▸ **What is asked**
Extract the lines that hold the string "name".

▸ **Extracted material**
+++

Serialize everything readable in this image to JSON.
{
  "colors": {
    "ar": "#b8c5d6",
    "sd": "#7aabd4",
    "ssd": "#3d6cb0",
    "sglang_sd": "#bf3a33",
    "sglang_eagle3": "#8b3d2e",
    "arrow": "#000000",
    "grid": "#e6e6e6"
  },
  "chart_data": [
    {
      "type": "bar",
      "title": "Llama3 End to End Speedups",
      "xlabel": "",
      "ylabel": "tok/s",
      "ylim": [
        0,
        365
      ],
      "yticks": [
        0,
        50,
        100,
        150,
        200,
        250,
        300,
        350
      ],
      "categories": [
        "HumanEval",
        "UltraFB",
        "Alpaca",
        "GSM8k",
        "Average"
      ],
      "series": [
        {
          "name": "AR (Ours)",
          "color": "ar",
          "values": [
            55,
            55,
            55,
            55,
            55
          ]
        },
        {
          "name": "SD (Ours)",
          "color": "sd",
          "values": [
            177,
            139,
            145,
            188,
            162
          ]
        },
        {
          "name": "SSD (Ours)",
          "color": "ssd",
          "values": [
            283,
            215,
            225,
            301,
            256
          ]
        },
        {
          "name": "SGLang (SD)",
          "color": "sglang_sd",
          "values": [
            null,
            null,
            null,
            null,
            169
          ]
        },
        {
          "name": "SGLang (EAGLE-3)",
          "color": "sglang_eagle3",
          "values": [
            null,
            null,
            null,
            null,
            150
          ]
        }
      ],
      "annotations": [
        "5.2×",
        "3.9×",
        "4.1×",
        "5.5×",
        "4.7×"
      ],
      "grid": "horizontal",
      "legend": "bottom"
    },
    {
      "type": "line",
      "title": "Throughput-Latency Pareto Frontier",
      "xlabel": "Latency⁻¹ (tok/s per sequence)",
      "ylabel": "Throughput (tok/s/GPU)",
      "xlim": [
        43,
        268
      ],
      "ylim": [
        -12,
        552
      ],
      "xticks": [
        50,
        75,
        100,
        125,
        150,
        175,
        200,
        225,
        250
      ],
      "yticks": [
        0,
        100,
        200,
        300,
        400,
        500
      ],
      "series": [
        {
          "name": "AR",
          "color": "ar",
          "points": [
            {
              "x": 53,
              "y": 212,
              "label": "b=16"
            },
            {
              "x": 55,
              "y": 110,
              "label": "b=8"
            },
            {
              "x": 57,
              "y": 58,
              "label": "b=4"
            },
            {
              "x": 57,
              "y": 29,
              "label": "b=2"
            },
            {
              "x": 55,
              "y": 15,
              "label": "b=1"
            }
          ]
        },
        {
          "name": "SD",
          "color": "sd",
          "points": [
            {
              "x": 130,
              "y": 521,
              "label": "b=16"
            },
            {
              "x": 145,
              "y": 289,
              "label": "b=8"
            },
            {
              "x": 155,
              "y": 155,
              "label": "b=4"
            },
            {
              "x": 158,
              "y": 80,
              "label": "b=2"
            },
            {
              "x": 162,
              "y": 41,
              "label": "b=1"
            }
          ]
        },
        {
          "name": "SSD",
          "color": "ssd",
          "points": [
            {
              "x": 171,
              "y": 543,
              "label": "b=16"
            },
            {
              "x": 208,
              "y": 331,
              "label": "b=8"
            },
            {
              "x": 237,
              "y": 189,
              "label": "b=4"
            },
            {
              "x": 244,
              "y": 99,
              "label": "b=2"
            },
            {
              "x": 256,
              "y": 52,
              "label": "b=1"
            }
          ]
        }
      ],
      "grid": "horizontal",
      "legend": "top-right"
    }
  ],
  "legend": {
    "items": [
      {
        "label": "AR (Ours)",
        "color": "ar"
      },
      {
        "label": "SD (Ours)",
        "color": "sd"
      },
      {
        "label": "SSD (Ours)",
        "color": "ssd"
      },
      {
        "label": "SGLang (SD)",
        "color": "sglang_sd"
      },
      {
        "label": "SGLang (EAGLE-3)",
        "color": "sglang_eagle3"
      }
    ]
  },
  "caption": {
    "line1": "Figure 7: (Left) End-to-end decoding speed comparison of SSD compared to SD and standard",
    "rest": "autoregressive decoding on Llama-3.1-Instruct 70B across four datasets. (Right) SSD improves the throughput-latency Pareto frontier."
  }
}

+++

▸ **Completed exercise**
          "name": "AR (Ours)",
          "name": "SD (Ours)",
          "name": "SSD (Ours)",
          "name": "SGLang (SD)",
          "name": "SGLang (EAGLE-3)",
          "name": "AR",
          "name": "SD",
          "name": "SSD",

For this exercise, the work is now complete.